## Exercise input
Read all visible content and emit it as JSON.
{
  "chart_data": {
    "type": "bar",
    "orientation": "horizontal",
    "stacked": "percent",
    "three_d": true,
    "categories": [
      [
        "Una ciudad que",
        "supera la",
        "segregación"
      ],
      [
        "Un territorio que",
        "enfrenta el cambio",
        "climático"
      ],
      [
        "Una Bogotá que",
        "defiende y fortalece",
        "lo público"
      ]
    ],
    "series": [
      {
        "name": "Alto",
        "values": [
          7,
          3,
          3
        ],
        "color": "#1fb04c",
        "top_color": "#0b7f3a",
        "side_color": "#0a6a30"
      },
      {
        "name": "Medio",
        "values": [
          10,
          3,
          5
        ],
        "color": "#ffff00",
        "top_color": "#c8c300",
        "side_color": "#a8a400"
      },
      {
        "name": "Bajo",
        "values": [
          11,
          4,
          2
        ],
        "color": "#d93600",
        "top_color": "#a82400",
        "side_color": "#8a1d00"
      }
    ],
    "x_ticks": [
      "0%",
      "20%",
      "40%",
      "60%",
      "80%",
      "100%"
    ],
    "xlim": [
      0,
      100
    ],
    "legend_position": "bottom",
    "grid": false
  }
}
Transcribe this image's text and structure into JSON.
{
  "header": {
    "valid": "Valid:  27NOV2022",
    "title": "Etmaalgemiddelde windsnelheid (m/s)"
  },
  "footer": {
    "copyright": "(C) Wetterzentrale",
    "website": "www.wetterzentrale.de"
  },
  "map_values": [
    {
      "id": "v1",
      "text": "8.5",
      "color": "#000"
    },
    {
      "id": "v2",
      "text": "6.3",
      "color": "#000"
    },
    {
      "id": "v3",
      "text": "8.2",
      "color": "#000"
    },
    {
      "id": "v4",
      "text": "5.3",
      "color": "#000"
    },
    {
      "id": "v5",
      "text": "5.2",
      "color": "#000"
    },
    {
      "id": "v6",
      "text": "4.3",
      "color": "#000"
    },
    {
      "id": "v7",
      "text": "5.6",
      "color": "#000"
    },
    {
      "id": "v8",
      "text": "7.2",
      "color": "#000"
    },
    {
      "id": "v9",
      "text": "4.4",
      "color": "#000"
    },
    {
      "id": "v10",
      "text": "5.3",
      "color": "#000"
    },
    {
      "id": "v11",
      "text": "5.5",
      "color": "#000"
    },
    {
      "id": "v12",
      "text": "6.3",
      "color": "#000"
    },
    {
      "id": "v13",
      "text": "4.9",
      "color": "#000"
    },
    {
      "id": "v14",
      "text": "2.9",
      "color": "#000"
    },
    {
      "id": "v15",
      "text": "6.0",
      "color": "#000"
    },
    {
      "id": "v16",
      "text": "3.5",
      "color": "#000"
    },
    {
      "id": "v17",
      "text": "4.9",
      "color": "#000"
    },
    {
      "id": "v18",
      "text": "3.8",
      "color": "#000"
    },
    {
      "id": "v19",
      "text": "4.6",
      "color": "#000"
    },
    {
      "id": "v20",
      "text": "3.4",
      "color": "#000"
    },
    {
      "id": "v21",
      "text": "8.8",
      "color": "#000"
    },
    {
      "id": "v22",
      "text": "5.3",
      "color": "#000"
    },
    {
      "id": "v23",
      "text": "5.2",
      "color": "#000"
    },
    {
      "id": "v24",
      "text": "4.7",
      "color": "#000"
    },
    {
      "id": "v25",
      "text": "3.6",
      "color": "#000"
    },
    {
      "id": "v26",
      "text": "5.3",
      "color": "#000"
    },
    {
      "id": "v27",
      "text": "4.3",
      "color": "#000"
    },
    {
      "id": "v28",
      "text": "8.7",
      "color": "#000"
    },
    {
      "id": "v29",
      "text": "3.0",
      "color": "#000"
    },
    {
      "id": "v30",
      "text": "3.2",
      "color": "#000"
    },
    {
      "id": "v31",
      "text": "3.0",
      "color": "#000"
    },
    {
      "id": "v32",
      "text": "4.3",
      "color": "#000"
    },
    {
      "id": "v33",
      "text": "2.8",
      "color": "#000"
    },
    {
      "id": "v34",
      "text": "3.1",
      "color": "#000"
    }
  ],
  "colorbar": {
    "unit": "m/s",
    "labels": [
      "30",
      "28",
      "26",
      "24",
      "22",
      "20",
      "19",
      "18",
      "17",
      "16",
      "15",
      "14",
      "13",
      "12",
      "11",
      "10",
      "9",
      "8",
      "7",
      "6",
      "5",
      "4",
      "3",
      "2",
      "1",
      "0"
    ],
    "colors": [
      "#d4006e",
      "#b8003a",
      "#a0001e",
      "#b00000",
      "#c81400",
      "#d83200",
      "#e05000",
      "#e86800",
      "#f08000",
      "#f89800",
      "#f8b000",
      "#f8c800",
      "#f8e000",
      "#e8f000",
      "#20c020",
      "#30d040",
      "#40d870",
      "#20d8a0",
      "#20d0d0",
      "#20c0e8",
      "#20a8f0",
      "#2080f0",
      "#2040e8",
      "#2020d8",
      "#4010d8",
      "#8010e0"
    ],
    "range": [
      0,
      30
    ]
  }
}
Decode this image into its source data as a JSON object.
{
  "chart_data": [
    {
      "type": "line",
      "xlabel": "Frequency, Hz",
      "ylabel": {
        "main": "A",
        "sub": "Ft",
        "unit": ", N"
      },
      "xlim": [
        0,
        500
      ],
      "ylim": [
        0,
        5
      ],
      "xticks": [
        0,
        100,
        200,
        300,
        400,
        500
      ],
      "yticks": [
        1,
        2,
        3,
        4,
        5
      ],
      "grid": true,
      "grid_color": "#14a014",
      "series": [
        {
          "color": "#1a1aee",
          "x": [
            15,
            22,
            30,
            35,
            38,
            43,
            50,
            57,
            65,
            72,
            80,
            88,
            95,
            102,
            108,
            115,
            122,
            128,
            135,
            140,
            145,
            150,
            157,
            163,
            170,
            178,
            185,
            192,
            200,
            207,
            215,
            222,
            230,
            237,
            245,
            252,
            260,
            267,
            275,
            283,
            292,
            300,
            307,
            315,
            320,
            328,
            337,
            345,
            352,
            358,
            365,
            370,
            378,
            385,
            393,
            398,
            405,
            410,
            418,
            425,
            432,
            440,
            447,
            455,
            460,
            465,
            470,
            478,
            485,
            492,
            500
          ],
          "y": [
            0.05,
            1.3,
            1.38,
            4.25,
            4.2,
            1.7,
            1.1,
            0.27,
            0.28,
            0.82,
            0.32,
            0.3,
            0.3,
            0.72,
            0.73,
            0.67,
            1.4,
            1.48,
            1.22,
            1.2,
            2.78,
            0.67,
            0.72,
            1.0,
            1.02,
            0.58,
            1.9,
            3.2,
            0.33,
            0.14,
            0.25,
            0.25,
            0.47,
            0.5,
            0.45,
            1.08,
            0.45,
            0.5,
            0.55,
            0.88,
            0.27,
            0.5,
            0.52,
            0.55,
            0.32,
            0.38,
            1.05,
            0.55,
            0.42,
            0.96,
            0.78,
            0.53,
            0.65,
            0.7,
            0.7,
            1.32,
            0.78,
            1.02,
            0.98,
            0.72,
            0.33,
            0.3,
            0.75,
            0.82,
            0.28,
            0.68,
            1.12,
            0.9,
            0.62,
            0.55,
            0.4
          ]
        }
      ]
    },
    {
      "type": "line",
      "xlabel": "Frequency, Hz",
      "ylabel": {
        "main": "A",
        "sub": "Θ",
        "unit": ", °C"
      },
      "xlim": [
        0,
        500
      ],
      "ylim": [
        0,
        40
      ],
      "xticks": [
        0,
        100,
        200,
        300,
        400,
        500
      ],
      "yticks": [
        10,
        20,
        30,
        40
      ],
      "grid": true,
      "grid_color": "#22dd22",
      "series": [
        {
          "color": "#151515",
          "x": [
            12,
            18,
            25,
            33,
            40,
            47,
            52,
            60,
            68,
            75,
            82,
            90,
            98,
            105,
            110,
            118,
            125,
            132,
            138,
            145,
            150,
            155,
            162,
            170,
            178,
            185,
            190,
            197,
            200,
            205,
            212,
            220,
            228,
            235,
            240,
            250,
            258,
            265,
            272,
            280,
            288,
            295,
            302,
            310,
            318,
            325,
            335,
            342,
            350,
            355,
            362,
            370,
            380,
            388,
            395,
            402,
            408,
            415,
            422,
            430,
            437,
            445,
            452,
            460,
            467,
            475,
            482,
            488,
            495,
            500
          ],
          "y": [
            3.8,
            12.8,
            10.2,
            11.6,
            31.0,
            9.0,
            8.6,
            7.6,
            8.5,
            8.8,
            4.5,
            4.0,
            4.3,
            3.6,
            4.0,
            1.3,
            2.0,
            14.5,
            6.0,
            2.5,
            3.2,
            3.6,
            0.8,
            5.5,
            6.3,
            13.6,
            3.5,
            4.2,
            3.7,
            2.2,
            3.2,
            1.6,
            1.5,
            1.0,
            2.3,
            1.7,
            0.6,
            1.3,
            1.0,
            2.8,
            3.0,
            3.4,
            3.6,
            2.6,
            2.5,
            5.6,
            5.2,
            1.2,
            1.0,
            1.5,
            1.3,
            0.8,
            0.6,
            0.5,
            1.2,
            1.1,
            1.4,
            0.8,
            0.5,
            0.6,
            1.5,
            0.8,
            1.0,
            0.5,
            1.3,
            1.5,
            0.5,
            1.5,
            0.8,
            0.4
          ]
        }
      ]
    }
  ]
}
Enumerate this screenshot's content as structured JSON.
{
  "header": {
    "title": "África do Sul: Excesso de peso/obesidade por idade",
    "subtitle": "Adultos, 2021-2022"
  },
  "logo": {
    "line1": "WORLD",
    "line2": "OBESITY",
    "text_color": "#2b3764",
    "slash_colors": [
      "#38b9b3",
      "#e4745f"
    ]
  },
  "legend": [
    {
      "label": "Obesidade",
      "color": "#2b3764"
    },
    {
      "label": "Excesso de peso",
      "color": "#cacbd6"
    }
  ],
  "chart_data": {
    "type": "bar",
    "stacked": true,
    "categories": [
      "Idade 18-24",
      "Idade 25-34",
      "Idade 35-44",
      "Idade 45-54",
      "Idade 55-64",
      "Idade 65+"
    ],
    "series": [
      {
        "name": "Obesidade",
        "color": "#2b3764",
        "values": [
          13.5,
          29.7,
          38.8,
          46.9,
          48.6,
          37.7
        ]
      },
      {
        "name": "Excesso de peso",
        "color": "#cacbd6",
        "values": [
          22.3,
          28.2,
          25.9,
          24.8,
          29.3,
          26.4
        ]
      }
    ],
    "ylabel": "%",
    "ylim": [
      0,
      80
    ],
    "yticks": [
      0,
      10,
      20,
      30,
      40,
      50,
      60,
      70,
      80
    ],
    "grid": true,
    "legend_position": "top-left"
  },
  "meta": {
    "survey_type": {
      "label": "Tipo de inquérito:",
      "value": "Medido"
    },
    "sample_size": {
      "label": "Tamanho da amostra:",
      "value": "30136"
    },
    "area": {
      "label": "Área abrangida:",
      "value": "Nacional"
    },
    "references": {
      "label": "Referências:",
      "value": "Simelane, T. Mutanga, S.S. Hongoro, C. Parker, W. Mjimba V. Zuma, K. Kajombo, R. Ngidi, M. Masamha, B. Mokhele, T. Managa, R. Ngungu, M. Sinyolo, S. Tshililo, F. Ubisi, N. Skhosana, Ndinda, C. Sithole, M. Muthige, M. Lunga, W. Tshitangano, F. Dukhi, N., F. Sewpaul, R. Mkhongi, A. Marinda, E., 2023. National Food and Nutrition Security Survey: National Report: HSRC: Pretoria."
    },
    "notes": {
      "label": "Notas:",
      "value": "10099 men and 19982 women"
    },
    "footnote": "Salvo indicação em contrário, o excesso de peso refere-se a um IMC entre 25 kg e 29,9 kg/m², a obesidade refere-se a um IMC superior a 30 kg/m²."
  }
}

## The problem
Filter the entries down to the lines containing "peso". Copy each of those lines.

## Answer to the problem
    "title": "África do Sul: Excesso de peso/obesidade por idade",
      "label": "Excesso de peso",
        "name": "Excesso de peso",
    "footnote": "Salvo indicação em contrário, o excesso de peso refere-se a um IMC entre 25 kg e 29,9 kg/m², a obesidade refere-se a um IMC superior a 30 kg/m²."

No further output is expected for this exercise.